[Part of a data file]
----
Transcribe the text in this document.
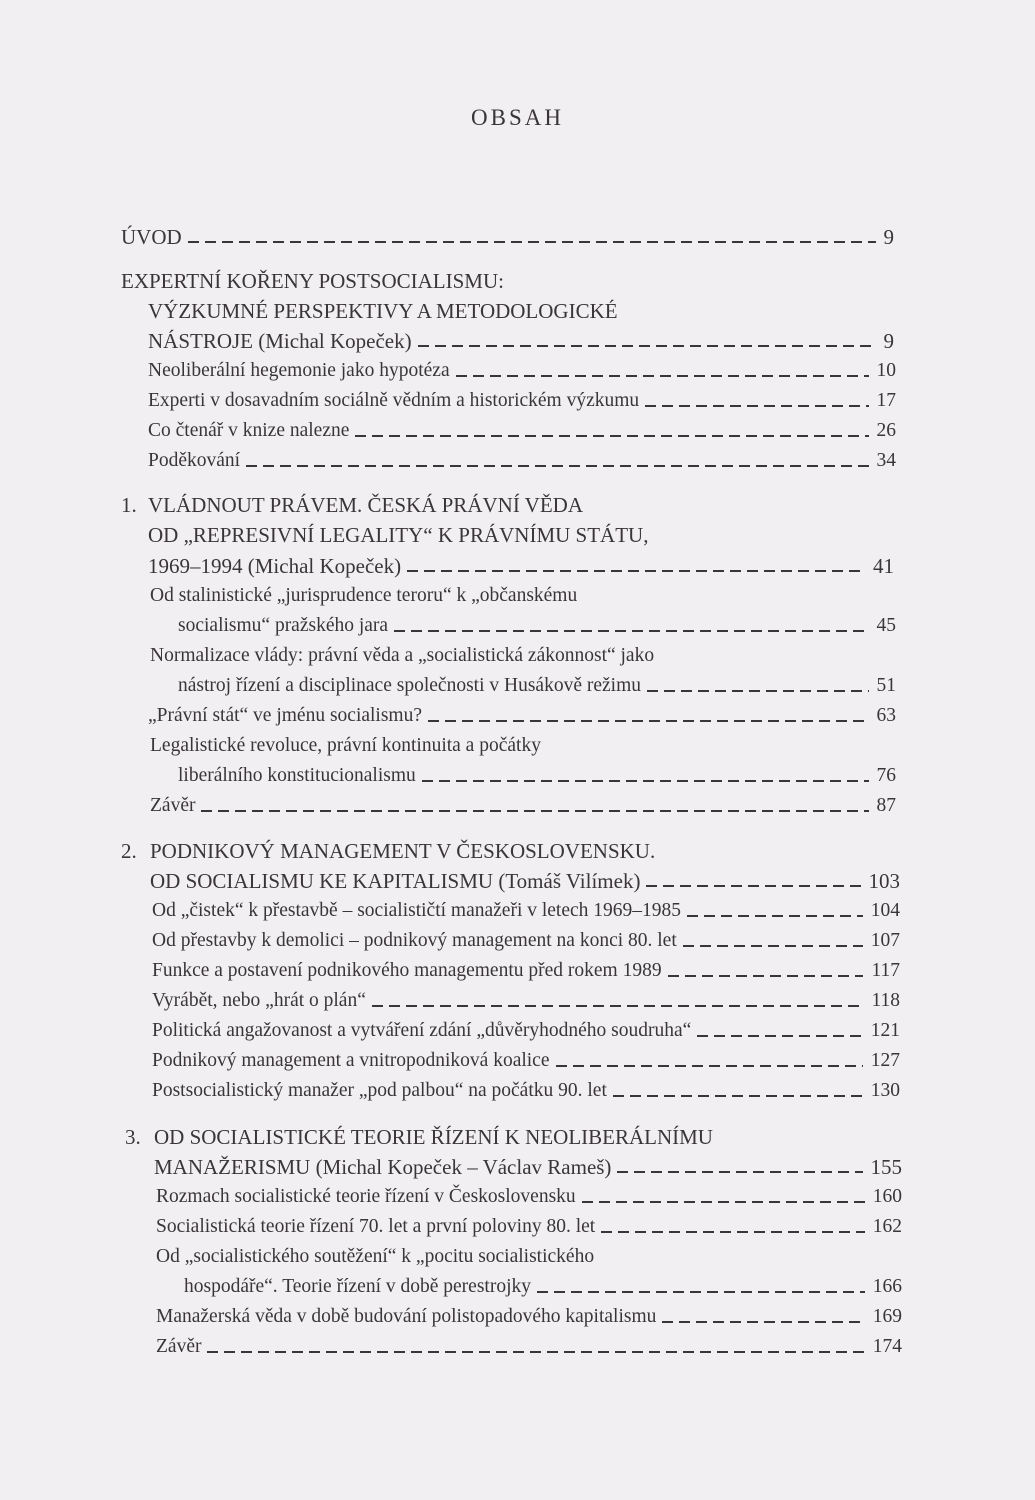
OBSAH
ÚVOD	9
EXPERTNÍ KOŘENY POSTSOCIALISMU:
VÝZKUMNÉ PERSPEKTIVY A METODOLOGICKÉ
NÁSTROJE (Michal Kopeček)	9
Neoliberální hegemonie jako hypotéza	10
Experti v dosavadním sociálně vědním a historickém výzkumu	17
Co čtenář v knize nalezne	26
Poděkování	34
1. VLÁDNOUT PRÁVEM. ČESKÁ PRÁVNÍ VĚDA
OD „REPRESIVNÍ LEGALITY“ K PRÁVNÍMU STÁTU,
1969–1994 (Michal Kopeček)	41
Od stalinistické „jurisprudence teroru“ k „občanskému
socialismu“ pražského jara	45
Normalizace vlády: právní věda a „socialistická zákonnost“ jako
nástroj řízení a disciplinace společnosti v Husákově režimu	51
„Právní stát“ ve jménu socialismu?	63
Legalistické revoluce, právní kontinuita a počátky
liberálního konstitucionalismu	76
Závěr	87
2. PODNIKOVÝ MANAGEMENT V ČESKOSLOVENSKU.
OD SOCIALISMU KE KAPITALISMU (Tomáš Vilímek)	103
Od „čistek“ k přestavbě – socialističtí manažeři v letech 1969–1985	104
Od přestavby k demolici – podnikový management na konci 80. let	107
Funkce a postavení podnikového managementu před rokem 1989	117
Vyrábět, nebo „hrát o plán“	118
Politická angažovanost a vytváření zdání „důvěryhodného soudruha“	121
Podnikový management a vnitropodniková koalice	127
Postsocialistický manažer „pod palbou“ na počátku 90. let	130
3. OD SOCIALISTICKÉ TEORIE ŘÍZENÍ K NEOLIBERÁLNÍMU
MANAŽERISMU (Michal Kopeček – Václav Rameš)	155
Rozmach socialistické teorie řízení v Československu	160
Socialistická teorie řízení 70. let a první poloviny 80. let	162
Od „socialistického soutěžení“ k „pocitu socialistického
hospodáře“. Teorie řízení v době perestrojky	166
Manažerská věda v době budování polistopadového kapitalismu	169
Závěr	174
----
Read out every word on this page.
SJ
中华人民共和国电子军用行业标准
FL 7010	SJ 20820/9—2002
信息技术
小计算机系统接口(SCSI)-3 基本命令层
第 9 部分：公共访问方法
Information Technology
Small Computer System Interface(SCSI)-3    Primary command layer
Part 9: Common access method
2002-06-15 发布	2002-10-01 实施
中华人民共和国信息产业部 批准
----
Give the count of lines holding the word "this", with no other words.

2